═══ GIVEN RECORDS

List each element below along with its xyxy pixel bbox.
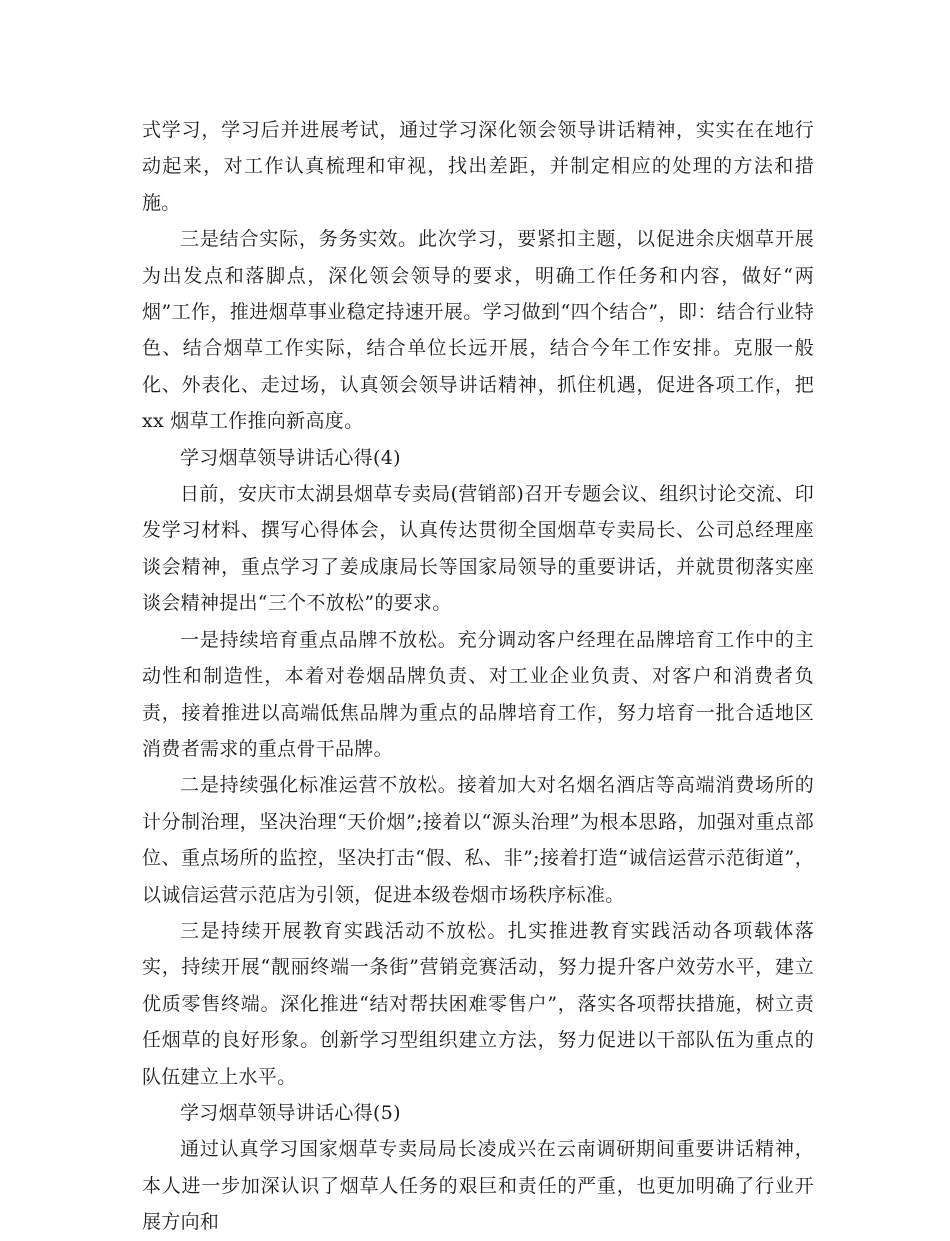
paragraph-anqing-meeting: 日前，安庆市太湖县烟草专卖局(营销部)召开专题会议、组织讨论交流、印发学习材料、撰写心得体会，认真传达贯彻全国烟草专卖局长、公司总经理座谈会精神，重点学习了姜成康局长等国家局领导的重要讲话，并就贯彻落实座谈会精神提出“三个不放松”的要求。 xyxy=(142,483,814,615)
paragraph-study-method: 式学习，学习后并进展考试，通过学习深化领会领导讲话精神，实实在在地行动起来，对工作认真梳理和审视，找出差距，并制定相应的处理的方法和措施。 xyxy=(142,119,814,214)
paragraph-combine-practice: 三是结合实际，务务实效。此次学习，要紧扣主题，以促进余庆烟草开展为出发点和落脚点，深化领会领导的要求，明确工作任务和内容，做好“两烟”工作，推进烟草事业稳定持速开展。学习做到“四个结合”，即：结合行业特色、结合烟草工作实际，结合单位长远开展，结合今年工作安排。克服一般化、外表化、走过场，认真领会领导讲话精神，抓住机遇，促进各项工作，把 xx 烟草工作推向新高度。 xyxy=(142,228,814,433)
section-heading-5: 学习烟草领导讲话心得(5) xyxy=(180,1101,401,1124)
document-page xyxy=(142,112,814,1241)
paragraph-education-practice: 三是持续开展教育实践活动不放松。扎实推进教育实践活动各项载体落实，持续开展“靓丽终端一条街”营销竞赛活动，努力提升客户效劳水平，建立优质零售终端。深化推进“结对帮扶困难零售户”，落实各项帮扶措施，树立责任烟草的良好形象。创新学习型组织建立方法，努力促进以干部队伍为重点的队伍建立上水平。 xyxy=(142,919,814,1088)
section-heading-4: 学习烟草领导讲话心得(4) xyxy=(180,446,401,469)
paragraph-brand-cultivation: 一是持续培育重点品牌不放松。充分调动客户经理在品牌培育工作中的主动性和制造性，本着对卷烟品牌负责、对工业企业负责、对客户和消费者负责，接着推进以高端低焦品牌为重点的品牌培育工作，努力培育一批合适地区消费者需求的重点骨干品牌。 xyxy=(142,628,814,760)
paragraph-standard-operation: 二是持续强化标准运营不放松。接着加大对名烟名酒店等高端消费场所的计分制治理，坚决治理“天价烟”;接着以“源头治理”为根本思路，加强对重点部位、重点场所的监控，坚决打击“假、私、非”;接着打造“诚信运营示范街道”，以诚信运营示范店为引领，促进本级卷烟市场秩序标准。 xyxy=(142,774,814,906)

══════

| TASK STATEMENT |
Please rewrite all of the data above, putting "不松懈" in place of every "不放松" and keeping everything else the same. Omit the pictures.

| SOLVED PROBLEM |
List each element below along with its xyxy pixel bbox.
paragraph-anqing-meeting: 日前，安庆市太湖县烟草专卖局(营销部)召开专题会议、组织讨论交流、印发学习材料、撰写心得体会，认真传达贯彻全国烟草专卖局长、公司总经理座谈会精神，重点学习了姜成康局长等国家局领导的重要讲话，并就贯彻落实座谈会精神提出“三个不松懈”的要求。 xyxy=(142,483,814,615)
paragraph-study-method: 式学习，学习后并进展考试，通过学习深化领会领导讲话精神，实实在在地行动起来，对工作认真梳理和审视，找出差距，并制定相应的处理的方法和措施。 xyxy=(142,119,814,214)
paragraph-combine-practice: 三是结合实际，务务实效。此次学习，要紧扣主题，以促进余庆烟草开展为出发点和落脚点，深化领会领导的要求，明确工作任务和内容，做好“两烟”工作，推进烟草事业稳定持速开展。学习做到“四个结合”，即：结合行业特色、结合烟草工作实际，结合单位长远开展，结合今年工作安排。克服一般化、外表化、走过场，认真领会领导讲话精神，抓住机遇，促进各项工作，把 xx 烟草工作推向新高度。 xyxy=(142,228,814,433)
section-heading-5: 学习烟草领导讲话心得(5) xyxy=(180,1101,401,1124)
document-page xyxy=(142,112,814,1241)
paragraph-education-practice: 三是持续开展教育实践活动不松懈。扎实推进教育实践活动各项载体落实，持续开展“靓丽终端一条街”营销竞赛活动，努力提升客户效劳水平，建立优质零售终端。深化推进“结对帮扶困难零售户”，落实各项帮扶措施，树立责任烟草的良好形象。创新学习型组织建立方法，努力促进以干部队伍为重点的队伍建立上水平。 xyxy=(142,919,814,1088)
section-heading-4: 学习烟草领导讲话心得(4) xyxy=(180,446,401,469)
paragraph-brand-cultivation: 一是持续培育重点品牌不松懈。充分调动客户经理在品牌培育工作中的主动性和制造性，本着对卷烟品牌负责、对工业企业负责、对客户和消费者负责，接着推进以高端低焦品牌为重点的品牌培育工作，努力培育一批合适地区消费者需求的重点骨干品牌。 xyxy=(142,628,814,760)
paragraph-standard-operation: 二是持续强化标准运营不松懈。接着加大对名烟名酒店等高端消费场所的计分制治理，坚决治理“天价烟”;接着以“源头治理”为根本思路，加强对重点部位、重点场所的监控，坚决打击“假、私、非”;接着打造“诚信运营示范街道”，以诚信运营示范店为引领，促进本级卷烟市场秩序标准。 xyxy=(142,774,814,906)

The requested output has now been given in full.